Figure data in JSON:

* START *

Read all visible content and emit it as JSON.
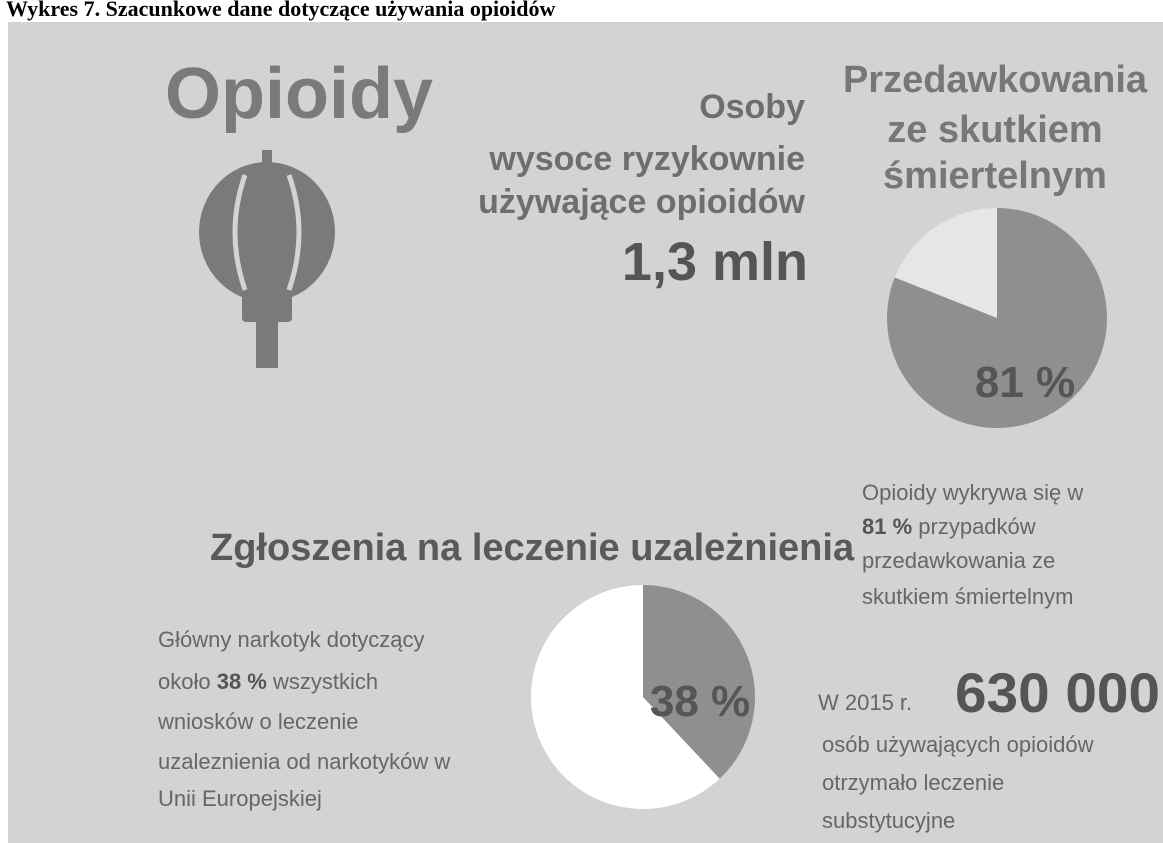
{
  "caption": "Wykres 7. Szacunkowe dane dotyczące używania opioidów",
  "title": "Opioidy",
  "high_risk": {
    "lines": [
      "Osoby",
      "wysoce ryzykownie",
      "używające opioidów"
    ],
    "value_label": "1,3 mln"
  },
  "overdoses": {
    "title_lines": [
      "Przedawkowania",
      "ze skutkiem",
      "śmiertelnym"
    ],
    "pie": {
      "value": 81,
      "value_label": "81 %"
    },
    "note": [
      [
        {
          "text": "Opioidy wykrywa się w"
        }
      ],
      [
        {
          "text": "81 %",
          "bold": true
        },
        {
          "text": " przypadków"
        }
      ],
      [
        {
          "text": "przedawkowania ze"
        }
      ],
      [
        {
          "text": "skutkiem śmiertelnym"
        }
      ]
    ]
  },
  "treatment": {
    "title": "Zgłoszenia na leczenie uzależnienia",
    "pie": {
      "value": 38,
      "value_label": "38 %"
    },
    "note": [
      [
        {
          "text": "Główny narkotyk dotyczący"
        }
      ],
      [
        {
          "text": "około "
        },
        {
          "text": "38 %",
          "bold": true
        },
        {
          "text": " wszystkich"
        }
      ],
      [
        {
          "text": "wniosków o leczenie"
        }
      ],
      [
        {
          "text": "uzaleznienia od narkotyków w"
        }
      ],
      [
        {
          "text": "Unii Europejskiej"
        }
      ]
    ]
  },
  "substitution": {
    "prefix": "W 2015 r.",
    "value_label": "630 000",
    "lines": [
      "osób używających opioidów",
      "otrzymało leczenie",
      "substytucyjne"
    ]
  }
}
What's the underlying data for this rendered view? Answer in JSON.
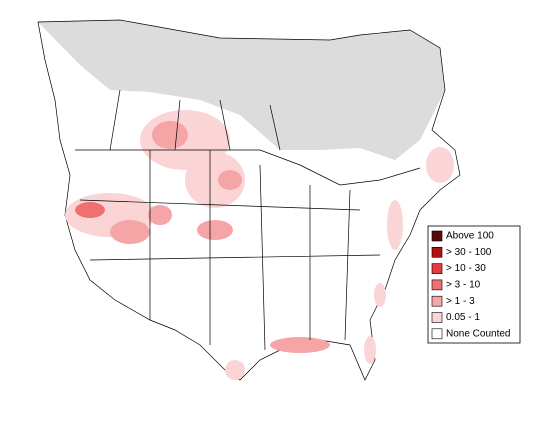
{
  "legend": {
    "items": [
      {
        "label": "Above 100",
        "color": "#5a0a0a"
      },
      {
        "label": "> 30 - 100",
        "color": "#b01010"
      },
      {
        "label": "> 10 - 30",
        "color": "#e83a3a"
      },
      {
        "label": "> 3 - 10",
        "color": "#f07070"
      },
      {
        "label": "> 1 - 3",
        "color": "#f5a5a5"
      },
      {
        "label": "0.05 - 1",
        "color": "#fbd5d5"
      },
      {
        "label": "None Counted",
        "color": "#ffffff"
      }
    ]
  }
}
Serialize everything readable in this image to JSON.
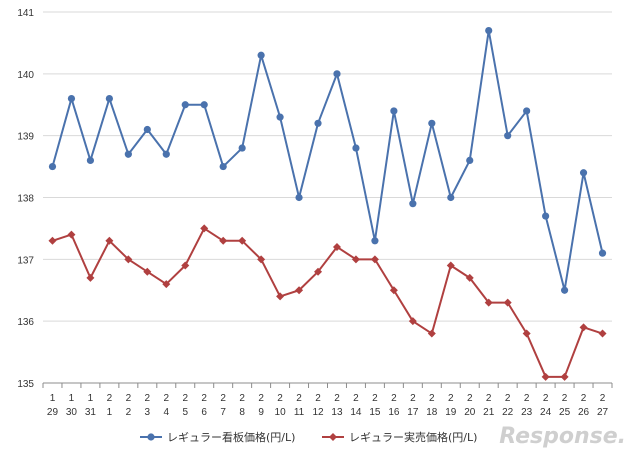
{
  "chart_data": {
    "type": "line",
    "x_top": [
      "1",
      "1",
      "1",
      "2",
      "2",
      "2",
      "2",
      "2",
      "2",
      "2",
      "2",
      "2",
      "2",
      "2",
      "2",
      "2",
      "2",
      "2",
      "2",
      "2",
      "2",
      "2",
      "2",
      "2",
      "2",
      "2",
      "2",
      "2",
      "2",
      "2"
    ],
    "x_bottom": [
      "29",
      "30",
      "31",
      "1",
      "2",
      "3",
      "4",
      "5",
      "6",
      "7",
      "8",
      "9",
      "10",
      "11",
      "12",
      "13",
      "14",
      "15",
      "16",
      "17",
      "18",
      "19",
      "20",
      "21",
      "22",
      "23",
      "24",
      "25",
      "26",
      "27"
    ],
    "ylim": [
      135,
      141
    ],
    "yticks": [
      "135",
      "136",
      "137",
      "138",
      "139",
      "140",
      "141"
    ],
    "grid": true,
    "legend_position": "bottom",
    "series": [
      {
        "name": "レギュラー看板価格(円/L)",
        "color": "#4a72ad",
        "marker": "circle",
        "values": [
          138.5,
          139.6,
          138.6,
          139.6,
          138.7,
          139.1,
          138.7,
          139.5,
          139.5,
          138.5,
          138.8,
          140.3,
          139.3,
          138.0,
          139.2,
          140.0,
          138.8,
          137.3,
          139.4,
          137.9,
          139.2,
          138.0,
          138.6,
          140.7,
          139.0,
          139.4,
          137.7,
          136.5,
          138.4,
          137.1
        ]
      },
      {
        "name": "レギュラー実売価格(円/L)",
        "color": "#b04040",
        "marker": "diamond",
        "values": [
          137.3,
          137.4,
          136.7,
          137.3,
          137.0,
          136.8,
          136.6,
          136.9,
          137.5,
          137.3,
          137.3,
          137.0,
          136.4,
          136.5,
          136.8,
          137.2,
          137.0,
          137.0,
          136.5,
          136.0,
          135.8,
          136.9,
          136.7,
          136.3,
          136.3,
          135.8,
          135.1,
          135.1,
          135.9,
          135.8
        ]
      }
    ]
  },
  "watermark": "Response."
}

* END *

Problem to solve: Gather each line of the listing containing the word "Opioidy" and show it.

Exercise response:
  "title": "Opioidy",
          "text": "Opioidy wykrywa się w"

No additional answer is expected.